Saved data entries
╔══

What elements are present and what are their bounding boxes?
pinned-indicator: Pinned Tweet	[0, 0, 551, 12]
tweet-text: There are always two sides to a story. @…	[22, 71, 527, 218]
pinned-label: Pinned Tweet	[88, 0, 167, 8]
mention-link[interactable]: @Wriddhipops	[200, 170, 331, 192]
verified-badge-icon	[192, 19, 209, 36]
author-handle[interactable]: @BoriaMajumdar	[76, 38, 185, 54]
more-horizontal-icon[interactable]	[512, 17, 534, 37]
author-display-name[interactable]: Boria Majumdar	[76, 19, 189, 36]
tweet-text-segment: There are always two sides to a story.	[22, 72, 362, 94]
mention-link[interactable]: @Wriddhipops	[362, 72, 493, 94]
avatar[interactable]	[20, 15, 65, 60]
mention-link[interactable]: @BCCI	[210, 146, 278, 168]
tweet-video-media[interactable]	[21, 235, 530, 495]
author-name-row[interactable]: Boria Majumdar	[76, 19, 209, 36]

╚══

### Required work:
Please render every line of the data above as a Markdown table with the columns "Row" and "Entry", numbering the rows and leaving out blank lines.

### Written solution:
| Row | Entry |
|---|---|
| 1 | What elements are present and what are their bounding boxes? |
| 2 | pinned-indicator: Pinned Tweet	[0, 0, 551, 12] |
| 3 | tweet-text: There are always two sides to a story. @…	[22, 71, 527, 218] |
| 4 | pinned-label: Pinned Tweet	[88, 0, 167, 8] |
| 5 | mention-link[interactable]: @Wriddhipops	[200, 170, 331, 192] |
| 6 | verified-badge-icon	[192, 19, 209, 36] |
| 7 | author-handle[interactable]: @BoriaMajumdar	[76, 38, 185, 54] |
| 8 | more-horizontal-icon[interactable]	[512, 17, 534, 37] |
| 9 | author-display-name[interactable]: Boria Majumdar	[76, 19, 189, 36] |
| 10 | tweet-text-segment: There are always two sides to a story.	[22, 72, 362, 94] |
| 11 | mention-link[interactable]: @Wriddhipops	[362, 72, 493, 94] |
| 12 | avatar[interactable]	[20, 15, 65, 60] |
| 13 | mention-link[interactable]: @BCCI	[210, 146, 278, 168] |
| 14 | tweet-video-media[interactable]	[21, 235, 530, 495] |
| 15 | author-name-row[interactable]: Boria Majumdar	[76, 19, 209, 36] |